## THE EXERCISE
Find the lines with "right" in them and copy them out.

Figure dataset records:
* * * * * * * * *

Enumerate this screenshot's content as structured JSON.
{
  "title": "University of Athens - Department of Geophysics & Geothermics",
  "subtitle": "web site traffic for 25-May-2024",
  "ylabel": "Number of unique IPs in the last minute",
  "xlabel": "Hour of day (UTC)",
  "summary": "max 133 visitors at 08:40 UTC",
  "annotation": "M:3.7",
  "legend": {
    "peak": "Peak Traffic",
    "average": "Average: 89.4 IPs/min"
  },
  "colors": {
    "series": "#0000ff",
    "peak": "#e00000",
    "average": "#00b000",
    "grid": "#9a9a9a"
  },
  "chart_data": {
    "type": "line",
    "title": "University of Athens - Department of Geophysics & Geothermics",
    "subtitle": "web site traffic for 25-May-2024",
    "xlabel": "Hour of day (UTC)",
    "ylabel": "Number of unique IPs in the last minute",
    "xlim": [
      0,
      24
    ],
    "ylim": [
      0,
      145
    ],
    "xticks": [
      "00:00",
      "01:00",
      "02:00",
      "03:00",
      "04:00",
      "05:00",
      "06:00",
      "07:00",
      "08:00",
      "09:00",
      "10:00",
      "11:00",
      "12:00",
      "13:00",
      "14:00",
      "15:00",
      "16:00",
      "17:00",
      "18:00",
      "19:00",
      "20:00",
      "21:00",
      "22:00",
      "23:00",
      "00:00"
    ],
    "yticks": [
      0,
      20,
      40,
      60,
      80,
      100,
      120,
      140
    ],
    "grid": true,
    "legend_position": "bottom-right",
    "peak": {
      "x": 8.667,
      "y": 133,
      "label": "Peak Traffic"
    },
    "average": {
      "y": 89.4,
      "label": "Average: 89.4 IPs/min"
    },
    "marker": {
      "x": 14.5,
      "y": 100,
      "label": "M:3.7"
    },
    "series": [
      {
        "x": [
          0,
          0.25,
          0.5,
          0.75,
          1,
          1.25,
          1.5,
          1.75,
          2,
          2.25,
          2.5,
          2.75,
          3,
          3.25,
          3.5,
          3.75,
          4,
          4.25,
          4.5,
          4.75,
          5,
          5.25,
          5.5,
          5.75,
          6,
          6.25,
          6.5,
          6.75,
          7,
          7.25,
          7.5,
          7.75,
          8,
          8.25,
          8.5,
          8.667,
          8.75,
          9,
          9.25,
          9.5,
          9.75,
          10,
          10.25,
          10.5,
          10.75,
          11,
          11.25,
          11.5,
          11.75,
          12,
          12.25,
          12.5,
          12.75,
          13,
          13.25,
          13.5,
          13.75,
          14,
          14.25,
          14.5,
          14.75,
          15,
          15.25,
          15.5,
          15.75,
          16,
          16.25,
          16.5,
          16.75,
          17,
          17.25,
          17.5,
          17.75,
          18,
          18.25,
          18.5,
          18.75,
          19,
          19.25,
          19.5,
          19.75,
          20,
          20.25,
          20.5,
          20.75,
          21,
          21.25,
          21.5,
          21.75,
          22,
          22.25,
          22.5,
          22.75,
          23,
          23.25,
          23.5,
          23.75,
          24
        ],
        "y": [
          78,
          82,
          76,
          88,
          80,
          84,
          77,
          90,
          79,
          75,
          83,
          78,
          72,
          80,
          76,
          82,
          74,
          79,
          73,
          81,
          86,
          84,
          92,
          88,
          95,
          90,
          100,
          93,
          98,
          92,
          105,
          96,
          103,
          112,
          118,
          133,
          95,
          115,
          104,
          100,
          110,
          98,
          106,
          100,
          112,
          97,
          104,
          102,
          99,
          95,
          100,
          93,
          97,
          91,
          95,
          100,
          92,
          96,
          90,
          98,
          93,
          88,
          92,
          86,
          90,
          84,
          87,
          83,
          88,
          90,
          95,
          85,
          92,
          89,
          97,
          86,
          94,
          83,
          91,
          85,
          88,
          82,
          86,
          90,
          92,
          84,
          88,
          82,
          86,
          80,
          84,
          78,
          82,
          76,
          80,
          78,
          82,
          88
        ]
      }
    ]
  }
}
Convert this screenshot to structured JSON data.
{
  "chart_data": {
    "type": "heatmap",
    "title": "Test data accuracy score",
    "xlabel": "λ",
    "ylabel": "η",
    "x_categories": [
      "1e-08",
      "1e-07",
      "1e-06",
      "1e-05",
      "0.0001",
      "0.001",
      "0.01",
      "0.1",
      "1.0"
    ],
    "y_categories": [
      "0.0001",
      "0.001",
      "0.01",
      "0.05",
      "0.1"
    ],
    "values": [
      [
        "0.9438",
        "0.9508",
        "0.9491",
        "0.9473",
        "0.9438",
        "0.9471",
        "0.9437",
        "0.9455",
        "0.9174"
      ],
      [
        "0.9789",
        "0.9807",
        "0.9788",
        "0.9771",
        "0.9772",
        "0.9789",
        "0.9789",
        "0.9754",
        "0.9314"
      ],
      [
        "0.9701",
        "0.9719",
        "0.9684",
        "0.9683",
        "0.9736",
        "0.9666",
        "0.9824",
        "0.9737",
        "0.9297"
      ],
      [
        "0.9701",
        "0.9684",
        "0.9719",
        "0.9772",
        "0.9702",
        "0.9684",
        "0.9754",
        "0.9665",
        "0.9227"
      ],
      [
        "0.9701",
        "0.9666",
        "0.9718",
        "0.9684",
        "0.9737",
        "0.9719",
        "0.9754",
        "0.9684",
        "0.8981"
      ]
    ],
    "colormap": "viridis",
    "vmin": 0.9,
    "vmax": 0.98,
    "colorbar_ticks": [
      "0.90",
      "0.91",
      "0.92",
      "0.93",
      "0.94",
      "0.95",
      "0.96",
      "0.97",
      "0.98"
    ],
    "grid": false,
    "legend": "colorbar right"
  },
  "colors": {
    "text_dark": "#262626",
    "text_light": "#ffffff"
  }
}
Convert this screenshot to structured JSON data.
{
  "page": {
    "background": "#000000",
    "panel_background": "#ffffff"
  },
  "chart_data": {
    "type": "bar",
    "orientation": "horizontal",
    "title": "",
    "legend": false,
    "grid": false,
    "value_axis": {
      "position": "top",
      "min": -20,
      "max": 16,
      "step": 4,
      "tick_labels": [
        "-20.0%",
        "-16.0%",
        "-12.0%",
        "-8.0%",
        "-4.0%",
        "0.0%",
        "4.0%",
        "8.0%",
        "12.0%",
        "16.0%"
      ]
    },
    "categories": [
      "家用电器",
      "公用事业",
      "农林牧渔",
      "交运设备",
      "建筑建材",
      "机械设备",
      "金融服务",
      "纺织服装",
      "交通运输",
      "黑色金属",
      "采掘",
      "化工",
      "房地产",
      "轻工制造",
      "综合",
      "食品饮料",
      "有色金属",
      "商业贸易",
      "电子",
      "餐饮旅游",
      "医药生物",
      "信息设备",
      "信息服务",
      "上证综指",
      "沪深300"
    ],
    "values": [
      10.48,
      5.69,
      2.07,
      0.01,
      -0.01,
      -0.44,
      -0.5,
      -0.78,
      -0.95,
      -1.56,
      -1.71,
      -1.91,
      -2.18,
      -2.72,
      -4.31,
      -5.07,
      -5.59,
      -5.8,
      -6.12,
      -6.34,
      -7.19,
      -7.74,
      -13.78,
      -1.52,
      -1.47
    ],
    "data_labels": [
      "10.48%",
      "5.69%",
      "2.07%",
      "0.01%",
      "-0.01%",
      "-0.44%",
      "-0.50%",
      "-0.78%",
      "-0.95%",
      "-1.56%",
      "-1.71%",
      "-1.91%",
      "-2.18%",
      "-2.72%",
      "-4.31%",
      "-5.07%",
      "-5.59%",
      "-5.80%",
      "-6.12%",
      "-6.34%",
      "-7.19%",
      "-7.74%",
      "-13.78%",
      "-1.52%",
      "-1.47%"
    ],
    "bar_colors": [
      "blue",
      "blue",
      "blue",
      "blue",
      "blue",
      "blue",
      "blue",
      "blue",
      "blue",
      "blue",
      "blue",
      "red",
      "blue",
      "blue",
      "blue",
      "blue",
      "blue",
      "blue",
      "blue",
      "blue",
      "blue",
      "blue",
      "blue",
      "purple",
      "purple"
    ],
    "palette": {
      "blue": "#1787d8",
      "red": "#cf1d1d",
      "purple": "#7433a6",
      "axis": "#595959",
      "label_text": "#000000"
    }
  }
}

* * * * * * * * *

## EXERCISE OUTPUT
    "legend_position": "bottom-right",
    "legend": "colorbar right"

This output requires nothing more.